**OBJECTIVE**: Your answer should be a single number: the count of lines that include "this".

**DATA LINES**:
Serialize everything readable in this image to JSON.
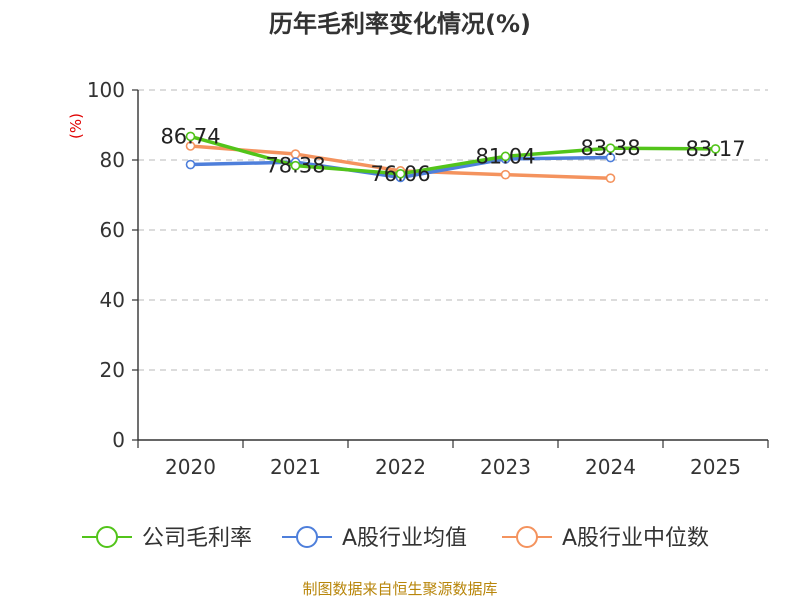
{
  "chart_data": {
    "type": "line",
    "title": "历年毛利率变化情况(%)",
    "ylabel": "(%)",
    "categories": [
      "2020",
      "2021",
      "2022",
      "2023",
      "2024",
      "2025"
    ],
    "ylim": [
      0,
      100
    ],
    "yticks": [
      0,
      20,
      40,
      60,
      80,
      100
    ],
    "grid": "horizontal-dashed",
    "legend_position": "bottom",
    "series": [
      {
        "name": "公司毛利率",
        "color": "#52c41a",
        "values": [
          86.74,
          78.38,
          76.06,
          81.04,
          83.38,
          83.17
        ],
        "labels": [
          "86.74",
          "78.38",
          "76.06",
          "81.04",
          "83.38",
          "83.17"
        ]
      },
      {
        "name": "A股行业均值",
        "color": "#4e7fdb",
        "values": [
          78.7,
          79.4,
          75.0,
          80.3,
          80.7,
          null
        ]
      },
      {
        "name": "A股行业中位数",
        "color": "#f4935e",
        "values": [
          84.0,
          81.7,
          76.9,
          75.8,
          74.8,
          null
        ]
      }
    ]
  },
  "title_color": "#333333",
  "ylabel_color": "#e00000",
  "footer": {
    "text": "制图数据来自恒生聚源数据库",
    "color": "#b8860b"
  }
}
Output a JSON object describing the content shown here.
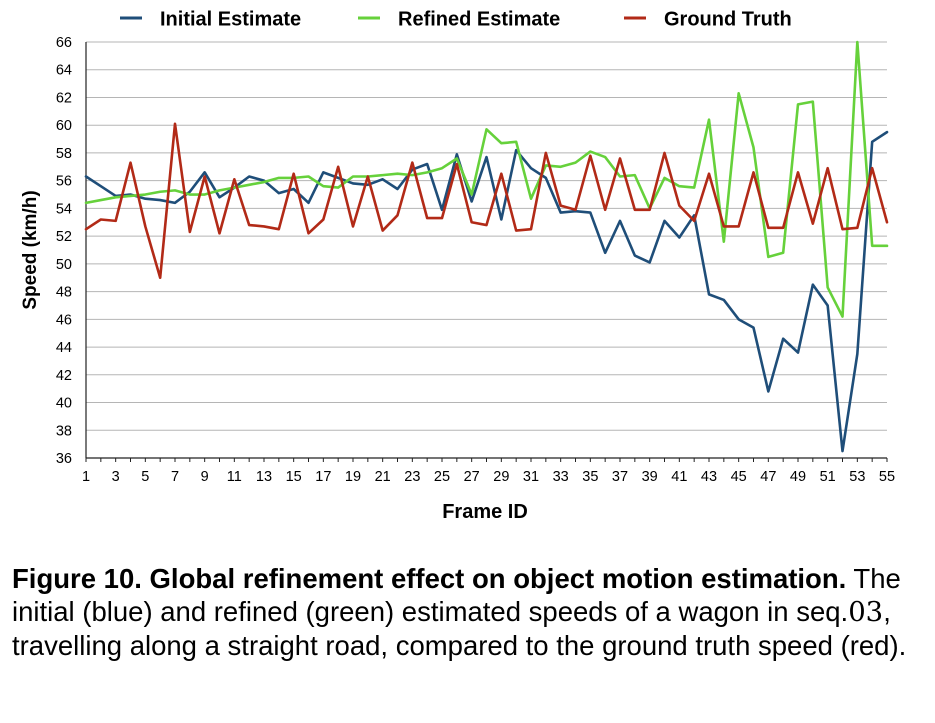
{
  "chart_data": {
    "type": "line",
    "title": "",
    "xlabel": "Frame ID",
    "ylabel": "Speed (km/h)",
    "x": [
      1,
      2,
      3,
      4,
      5,
      6,
      7,
      8,
      9,
      10,
      11,
      12,
      13,
      14,
      15,
      16,
      17,
      18,
      19,
      20,
      21,
      22,
      23,
      24,
      25,
      26,
      27,
      28,
      29,
      30,
      31,
      32,
      33,
      34,
      35,
      36,
      37,
      38,
      39,
      40,
      41,
      42,
      43,
      44,
      45,
      46,
      47,
      48,
      49,
      50,
      51,
      52,
      53,
      54,
      55
    ],
    "x_tick_labels": [
      "1",
      "3",
      "5",
      "7",
      "9",
      "11",
      "13",
      "15",
      "17",
      "19",
      "21",
      "23",
      "25",
      "27",
      "29",
      "31",
      "33",
      "35",
      "37",
      "39",
      "41",
      "43",
      "45",
      "47",
      "49",
      "51",
      "53",
      "55"
    ],
    "xlim": [
      1,
      55
    ],
    "ylim": [
      36,
      66
    ],
    "y_tick_labels": [
      "36",
      "38",
      "40",
      "42",
      "44",
      "46",
      "48",
      "50",
      "52",
      "54",
      "56",
      "58",
      "60",
      "62",
      "64",
      "66"
    ],
    "grid": true,
    "legend_position": "top",
    "series": [
      {
        "name": "Initial Estimate",
        "color": "#1f4e79",
        "values": [
          56.3,
          55.6,
          54.9,
          55.0,
          54.7,
          54.6,
          54.4,
          55.2,
          56.6,
          54.8,
          55.5,
          56.3,
          56.0,
          55.1,
          55.4,
          54.4,
          56.6,
          56.2,
          55.8,
          55.7,
          56.1,
          55.4,
          56.8,
          57.2,
          53.9,
          57.9,
          54.5,
          57.7,
          53.2,
          58.2,
          56.9,
          56.2,
          53.7,
          53.8,
          53.7,
          50.8,
          53.1,
          50.6,
          50.1,
          53.1,
          51.9,
          53.5,
          47.8,
          47.4,
          46.0,
          45.4,
          40.8,
          44.6,
          43.6,
          48.5,
          47.0,
          36.5,
          43.5,
          58.8,
          59.5
        ]
      },
      {
        "name": "Refined Estimate",
        "color": "#66d13b",
        "values": [
          54.4,
          54.6,
          54.8,
          54.9,
          55.0,
          55.2,
          55.3,
          55.0,
          55.0,
          55.3,
          55.5,
          55.7,
          55.9,
          56.2,
          56.2,
          56.3,
          55.6,
          55.5,
          56.3,
          56.3,
          56.4,
          56.5,
          56.4,
          56.6,
          56.9,
          57.6,
          55.0,
          59.7,
          58.7,
          58.8,
          54.7,
          57.1,
          57.0,
          57.3,
          58.1,
          57.7,
          56.3,
          56.4,
          54.0,
          56.2,
          55.6,
          55.5,
          60.4,
          51.6,
          62.3,
          58.4,
          50.5,
          50.8,
          61.5,
          61.7,
          48.3,
          46.2,
          66.0,
          51.3,
          51.3
        ]
      },
      {
        "name": "Ground Truth",
        "color": "#b22a17",
        "values": [
          52.5,
          53.2,
          53.1,
          57.3,
          52.7,
          49.0,
          60.1,
          52.3,
          56.3,
          52.2,
          56.1,
          52.8,
          52.7,
          52.5,
          56.5,
          52.2,
          53.2,
          57.0,
          52.7,
          56.3,
          52.4,
          53.5,
          57.3,
          53.3,
          53.3,
          57.2,
          53.0,
          52.8,
          56.5,
          52.4,
          52.5,
          58.0,
          54.2,
          53.9,
          57.8,
          53.9,
          57.6,
          53.9,
          53.9,
          58.0,
          54.2,
          53.1,
          56.5,
          52.7,
          52.7,
          56.6,
          52.6,
          52.6,
          56.6,
          52.9,
          56.9,
          52.5,
          52.6,
          56.9,
          53.0
        ]
      }
    ]
  },
  "caption": {
    "figure_label": "Figure 10.  Global refinement effect on object motion estimation.",
    "text_before_seq": " The initial (blue) and refined (green) estimated speeds of a wagon in seq.",
    "seq_number": "03",
    "text_after_seq": ", travelling along a straight road, compared to the ground truth speed (red)."
  }
}
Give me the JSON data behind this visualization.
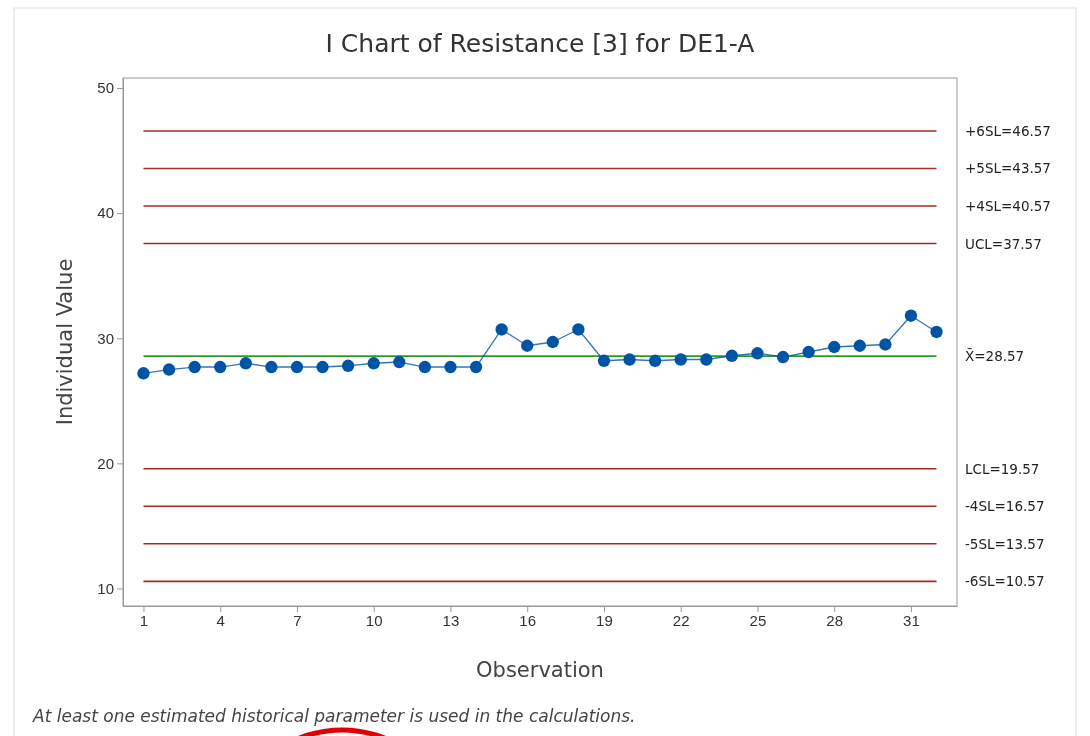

**COMPLETE RESPONSE**: 2